__What you have to do__
Output every entry exactly as written.
┄┄┄┄┄┄┄┄┄┄┄┄┄┄┄┄┄┄┄┄
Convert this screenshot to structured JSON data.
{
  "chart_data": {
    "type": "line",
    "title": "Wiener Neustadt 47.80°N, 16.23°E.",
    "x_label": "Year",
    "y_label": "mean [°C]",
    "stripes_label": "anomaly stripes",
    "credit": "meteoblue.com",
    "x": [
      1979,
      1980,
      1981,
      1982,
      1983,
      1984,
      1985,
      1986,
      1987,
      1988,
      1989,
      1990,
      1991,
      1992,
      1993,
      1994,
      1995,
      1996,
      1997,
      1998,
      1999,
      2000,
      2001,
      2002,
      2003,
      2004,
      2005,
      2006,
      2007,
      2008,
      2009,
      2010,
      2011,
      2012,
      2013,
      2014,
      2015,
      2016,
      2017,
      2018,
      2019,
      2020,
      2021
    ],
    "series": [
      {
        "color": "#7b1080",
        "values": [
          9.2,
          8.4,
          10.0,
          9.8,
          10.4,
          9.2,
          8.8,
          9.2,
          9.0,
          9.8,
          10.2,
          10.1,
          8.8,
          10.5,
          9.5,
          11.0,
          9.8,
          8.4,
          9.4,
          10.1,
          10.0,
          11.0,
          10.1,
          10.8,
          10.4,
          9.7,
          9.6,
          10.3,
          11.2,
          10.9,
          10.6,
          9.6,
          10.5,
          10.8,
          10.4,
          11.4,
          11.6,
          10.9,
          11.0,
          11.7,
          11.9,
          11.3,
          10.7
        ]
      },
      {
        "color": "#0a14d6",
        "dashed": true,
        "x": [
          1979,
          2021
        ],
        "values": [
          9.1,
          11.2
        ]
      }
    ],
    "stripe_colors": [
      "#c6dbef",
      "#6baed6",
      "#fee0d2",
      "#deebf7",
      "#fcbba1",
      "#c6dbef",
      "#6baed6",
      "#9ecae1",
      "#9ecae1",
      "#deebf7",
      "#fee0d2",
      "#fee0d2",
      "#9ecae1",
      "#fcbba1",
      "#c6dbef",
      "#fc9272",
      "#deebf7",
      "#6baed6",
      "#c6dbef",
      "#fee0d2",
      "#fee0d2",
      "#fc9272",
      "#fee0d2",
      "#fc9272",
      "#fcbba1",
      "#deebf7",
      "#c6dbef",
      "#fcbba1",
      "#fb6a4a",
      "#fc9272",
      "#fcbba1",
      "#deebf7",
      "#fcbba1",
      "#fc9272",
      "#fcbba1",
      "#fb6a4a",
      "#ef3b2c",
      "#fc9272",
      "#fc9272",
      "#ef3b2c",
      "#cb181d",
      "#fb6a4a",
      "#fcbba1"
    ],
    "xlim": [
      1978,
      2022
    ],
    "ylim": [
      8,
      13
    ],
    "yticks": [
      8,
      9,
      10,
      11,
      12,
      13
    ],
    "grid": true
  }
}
┄┄┄┄┄┄┄┄┄┄┄┄┄┄┄┄┄┄┄┄
__The response__
Convert this screenshot to structured JSON data.
{
  "chart_data": {
    "type": "line",
    "title": "Wiener Neustadt 47.80°N, 16.23°E.",
    "x_label": "Year",
    "y_label": "mean [°C]",
    "stripes_label": "anomaly stripes",
    "credit": "meteoblue.com",
    "x": [
      1979,
      1980,
      1981,
      1982,
      1983,
      1984,
      1985,
      1986,
      1987,
      1988,
      1989,
      1990,
      1991,
      1992,
      1993,
      1994,
      1995,
      1996,
      1997,
      1998,
      1999,
      2000,
      2001,
      2002,
      2003,
      2004,
      2005,
      2006,
      2007,
      2008,
      2009,
      2010,
      2011,
      2012,
      2013,
      2014,
      2015,
      2016,
      2017,
      2018,
      2019,
      2020,
      2021
    ],
    "series": [
      {
        "color": "#7b1080",
        "values": [
          9.2,
          8.4,
          10.0,
          9.8,
          10.4,
          9.2,
          8.8,
          9.2,
          9.0,
          9.8,
          10.2,
          10.1,
          8.8,
          10.5,
          9.5,
          11.0,
          9.8,
          8.4,
          9.4,
          10.1,
          10.0,
          11.0,
          10.1,
          10.8,
          10.4,
          9.7,
          9.6,
          10.3,
          11.2,
          10.9,
          10.6,
          9.6,
          10.5,
          10.8,
          10.4,
          11.4,
          11.6,
          10.9,
          11.0,
          11.7,
          11.9,
          11.3,
          10.7
        ]
      },
      {
        "color": "#0a14d6",
        "dashed": true,
        "x": [
          1979,
          2021
        ],
        "values": [
          9.1,
          11.2
        ]
      }
    ],
    "stripe_colors": [
      "#c6dbef",
      "#6baed6",
      "#fee0d2",
      "#deebf7",
      "#fcbba1",
      "#c6dbef",
      "#6baed6",
      "#9ecae1",
      "#9ecae1",
      "#deebf7",
      "#fee0d2",
      "#fee0d2",
      "#9ecae1",
      "#fcbba1",
      "#c6dbef",
      "#fc9272",
      "#deebf7",
      "#6baed6",
      "#c6dbef",
      "#fee0d2",
      "#fee0d2",
      "#fc9272",
      "#fee0d2",
      "#fc9272",
      "#fcbba1",
      "#deebf7",
      "#c6dbef",
      "#fcbba1",
      "#fb6a4a",
      "#fc9272",
      "#fcbba1",
      "#deebf7",
      "#fcbba1",
      "#fc9272",
      "#fcbba1",
      "#fb6a4a",
      "#ef3b2c",
      "#fc9272",
      "#fc9272",
      "#ef3b2c",
      "#cb181d",
      "#fb6a4a",
      "#fcbba1"
    ],
    "xlim": [
      1978,
      2022
    ],
    "ylim": [
      8,
      13
    ],
    "yticks": [
      8,
      9,
      10,
      11,
      12,
      13
    ],
    "grid": true
  }
}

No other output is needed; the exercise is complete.